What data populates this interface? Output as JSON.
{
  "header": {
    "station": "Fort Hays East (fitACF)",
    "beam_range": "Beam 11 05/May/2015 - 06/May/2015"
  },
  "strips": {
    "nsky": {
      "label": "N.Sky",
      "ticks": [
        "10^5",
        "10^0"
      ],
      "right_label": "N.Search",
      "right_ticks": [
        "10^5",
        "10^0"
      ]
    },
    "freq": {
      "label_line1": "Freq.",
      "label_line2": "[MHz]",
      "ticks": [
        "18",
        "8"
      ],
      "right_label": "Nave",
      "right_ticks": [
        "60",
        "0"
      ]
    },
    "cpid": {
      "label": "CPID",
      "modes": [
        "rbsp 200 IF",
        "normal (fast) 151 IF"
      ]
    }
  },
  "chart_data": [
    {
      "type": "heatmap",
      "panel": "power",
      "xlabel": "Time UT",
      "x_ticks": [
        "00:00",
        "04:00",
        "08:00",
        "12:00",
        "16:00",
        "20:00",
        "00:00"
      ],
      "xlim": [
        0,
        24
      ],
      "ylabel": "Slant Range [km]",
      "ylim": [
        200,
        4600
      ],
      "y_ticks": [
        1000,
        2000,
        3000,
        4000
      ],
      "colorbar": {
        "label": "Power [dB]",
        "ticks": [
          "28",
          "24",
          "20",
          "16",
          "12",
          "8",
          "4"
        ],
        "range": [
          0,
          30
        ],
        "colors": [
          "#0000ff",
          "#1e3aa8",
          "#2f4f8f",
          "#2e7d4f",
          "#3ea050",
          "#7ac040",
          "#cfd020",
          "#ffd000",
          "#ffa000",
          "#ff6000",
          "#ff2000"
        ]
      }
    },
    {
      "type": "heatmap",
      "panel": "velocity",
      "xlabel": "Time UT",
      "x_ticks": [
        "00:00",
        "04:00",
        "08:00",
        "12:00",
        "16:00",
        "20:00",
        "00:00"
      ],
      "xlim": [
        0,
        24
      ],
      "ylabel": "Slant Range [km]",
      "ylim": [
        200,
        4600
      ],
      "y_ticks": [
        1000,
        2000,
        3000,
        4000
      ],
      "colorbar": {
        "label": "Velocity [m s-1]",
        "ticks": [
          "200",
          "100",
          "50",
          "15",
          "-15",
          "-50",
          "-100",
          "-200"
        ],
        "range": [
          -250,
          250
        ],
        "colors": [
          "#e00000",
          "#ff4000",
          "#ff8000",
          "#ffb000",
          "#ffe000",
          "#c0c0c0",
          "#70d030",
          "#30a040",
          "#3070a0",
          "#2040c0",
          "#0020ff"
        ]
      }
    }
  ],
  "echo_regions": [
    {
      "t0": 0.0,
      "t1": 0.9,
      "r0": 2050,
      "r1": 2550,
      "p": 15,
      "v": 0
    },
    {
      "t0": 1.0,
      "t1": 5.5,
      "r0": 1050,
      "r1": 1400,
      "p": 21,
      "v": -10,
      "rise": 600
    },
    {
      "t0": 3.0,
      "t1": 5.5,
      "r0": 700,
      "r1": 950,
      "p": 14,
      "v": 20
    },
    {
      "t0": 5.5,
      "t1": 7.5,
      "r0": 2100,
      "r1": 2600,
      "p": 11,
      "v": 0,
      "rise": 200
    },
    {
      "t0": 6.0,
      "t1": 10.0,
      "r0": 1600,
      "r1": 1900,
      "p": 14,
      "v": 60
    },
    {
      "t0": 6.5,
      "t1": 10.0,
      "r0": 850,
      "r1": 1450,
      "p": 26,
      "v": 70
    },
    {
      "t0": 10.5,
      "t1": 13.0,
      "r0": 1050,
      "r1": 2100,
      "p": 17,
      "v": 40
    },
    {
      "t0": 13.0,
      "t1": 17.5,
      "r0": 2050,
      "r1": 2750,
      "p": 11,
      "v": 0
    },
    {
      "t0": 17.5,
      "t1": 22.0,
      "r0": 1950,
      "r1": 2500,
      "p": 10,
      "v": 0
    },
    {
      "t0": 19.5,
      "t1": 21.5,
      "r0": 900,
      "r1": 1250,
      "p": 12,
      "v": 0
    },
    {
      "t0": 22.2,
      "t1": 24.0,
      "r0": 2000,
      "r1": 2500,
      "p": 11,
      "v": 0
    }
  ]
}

----------------

• [Objective] Restate each of the entries above verbatim.

• [Result for this exercise]
What data populates this interface? Output as JSON.
{
  "header": {
    "station": "Fort Hays East (fitACF)",
    "beam_range": "Beam 11 05/May/2015 - 06/May/2015"
  },
  "strips": {
    "nsky": {
      "label": "N.Sky",
      "ticks": [
        "10^5",
        "10^0"
      ],
      "right_label": "N.Search",
      "right_ticks": [
        "10^5",
        "10^0"
      ]
    },
    "freq": {
      "label_line1": "Freq.",
      "label_line2": "[MHz]",
      "ticks": [
        "18",
        "8"
      ],
      "right_label": "Nave",
      "right_ticks": [
        "60",
        "0"
      ]
    },
    "cpid": {
      "label": "CPID",
      "modes": [
        "rbsp 200 IF",
        "normal (fast) 151 IF"
      ]
    }
  },
  "chart_data": [
    {
      "type": "heatmap",
      "panel": "power",
      "xlabel": "Time UT",
      "x_ticks": [
        "00:00",
        "04:00",
        "08:00",
        "12:00",
        "16:00",
        "20:00",
        "00:00"
      ],
      "xlim": [
        0,
        24
      ],
      "ylabel": "Slant Range [km]",
      "ylim": [
        200,
        4600
      ],
      "y_ticks": [
        1000,
        2000,
        3000,
        4000
      ],
      "colorbar": {
        "label": "Power [dB]",
        "ticks": [
          "28",
          "24",
          "20",
          "16",
          "12",
          "8",
          "4"
        ],
        "range": [
          0,
          30
        ],
        "colors": [
          "#0000ff",
          "#1e3aa8",
          "#2f4f8f",
          "#2e7d4f",
          "#3ea050",
          "#7ac040",
          "#cfd020",
          "#ffd000",
          "#ffa000",
          "#ff6000",
          "#ff2000"
        ]
      }
    },
    {
      "type": "heatmap",
      "panel": "velocity",
      "xlabel": "Time UT",
      "x_ticks": [
        "00:00",
        "04:00",
        "08:00",
        "12:00",
        "16:00",
        "20:00",
        "00:00"
      ],
      "xlim": [
        0,
        24
      ],
      "ylabel": "Slant Range [km]",
      "ylim": [
        200,
        4600
      ],
      "y_ticks": [
        1000,
        2000,
        3000,
        4000
      ],
      "colorbar": {
        "label": "Velocity [m s-1]",
        "ticks": [
          "200",
          "100",
          "50",
          "15",
          "-15",
          "-50",
          "-100",
          "-200"
        ],
        "range": [
          -250,
          250
        ],
        "colors": [
          "#e00000",
          "#ff4000",
          "#ff8000",
          "#ffb000",
          "#ffe000",
          "#c0c0c0",
          "#70d030",
          "#30a040",
          "#3070a0",
          "#2040c0",
          "#0020ff"
        ]
      }
    }
  ],
  "echo_regions": [
    {
      "t0": 0.0,
      "t1": 0.9,
      "r0": 2050,
      "r1": 2550,
      "p": 15,
      "v": 0
    },
    {
      "t0": 1.0,
      "t1": 5.5,
      "r0": 1050,
      "r1": 1400,
      "p": 21,
      "v": -10,
      "rise": 600
    },
    {
      "t0": 3.0,
      "t1": 5.5,
      "r0": 700,
      "r1": 950,
      "p": 14,
      "v": 20
    },
    {
      "t0": 5.5,
      "t1": 7.5,
      "r0": 2100,
      "r1": 2600,
      "p": 11,
      "v": 0,
      "rise": 200
    },
    {
      "t0": 6.0,
      "t1": 10.0,
      "r0": 1600,
      "r1": 1900,
      "p": 14,
      "v": 60
    },
    {
      "t0": 6.5,
      "t1": 10.0,
      "r0": 850,
      "r1": 1450,
      "p": 26,
      "v": 70
    },
    {
      "t0": 10.5,
      "t1": 13.0,
      "r0": 1050,
      "r1": 2100,
      "p": 17,
      "v": 40
    },
    {
      "t0": 13.0,
      "t1": 17.5,
      "r0": 2050,
      "r1": 2750,
      "p": 11,
      "v": 0
    },
    {
      "t0": 17.5,
      "t1": 22.0,
      "r0": 1950,
      "r1": 2500,
      "p": 10,
      "v": 0
    },
    {
      "t0": 19.5,
      "t1": 21.5,
      "r0": 900,
      "r1": 1250,
      "p": 12,
      "v": 0
    },
    {
      "t0": 22.2,
      "t1": 24.0,
      "r0": 2000,
      "r1": 2500,
      "p": 11,
      "v": 0
    }
  ]
}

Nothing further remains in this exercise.